PROBLEM TO WORK ON: Copy every line of the listing that holds the string "我是一个爷们".

********************

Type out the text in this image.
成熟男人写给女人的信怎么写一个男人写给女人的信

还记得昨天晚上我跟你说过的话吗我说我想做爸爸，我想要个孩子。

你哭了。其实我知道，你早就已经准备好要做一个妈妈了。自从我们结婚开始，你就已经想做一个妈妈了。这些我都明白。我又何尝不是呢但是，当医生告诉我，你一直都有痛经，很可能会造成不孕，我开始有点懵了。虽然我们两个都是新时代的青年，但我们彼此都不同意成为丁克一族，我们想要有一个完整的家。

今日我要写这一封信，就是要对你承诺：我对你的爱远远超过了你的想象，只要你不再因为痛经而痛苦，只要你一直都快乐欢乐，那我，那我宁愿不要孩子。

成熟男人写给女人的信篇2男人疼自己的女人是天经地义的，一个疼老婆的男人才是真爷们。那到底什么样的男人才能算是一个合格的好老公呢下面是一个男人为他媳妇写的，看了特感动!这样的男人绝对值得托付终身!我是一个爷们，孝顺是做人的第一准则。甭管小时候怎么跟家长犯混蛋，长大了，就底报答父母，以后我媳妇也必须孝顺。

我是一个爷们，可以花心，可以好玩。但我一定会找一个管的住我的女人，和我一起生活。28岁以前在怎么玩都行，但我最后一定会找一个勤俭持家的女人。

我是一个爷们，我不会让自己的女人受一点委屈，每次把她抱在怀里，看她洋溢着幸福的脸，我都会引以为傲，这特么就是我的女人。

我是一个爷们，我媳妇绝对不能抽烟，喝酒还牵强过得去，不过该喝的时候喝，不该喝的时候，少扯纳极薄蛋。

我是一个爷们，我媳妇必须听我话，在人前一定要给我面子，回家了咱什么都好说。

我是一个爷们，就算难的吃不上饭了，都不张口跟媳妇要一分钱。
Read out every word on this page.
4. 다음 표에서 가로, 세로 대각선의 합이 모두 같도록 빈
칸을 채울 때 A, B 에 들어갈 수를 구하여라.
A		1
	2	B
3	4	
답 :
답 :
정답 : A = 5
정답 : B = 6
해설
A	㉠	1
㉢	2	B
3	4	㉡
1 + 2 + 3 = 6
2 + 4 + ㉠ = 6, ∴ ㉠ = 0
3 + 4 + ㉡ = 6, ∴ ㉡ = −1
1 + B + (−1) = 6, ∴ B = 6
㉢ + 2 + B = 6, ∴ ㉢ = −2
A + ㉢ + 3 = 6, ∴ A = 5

********************

OUTPUT:
成熟男人写给女人的信篇2男人疼自己的女人是天经地义的，一个疼老婆的男人才是真爷们。那到底什么样的男人才能算是一个合格的好老公呢下面是一个男人为他媳妇写的，看了特感动!这样的男人绝对值得托付终身!我是一个爷们，孝顺是做人的第一准则。甭管小时候怎么跟家长犯混蛋，长大了，就底报答父母，以后我媳妇也必须孝顺。
我是一个爷们，可以花心，可以好玩。但我一定会找一个管的住我的女人，和我一起生活。28岁以前在怎么玩都行，但我最后一定会找一个勤俭持家的女人。
我是一个爷们，我不会让自己的女人受一点委屈，每次把她抱在怀里，看她洋溢着幸福的脸，我都会引以为傲，这特么就是我的女人。
我是一个爷们，我媳妇绝对不能抽烟，喝酒还牵强过得去，不过该喝的时候喝，不该喝的时候，少扯纳极薄蛋。
我是一个爷们，我媳妇必须听我话，在人前一定要给我面子，回家了咱什么都好说。
我是一个爷们，就算难的吃不上饭了，都不张口跟媳妇要一分钱。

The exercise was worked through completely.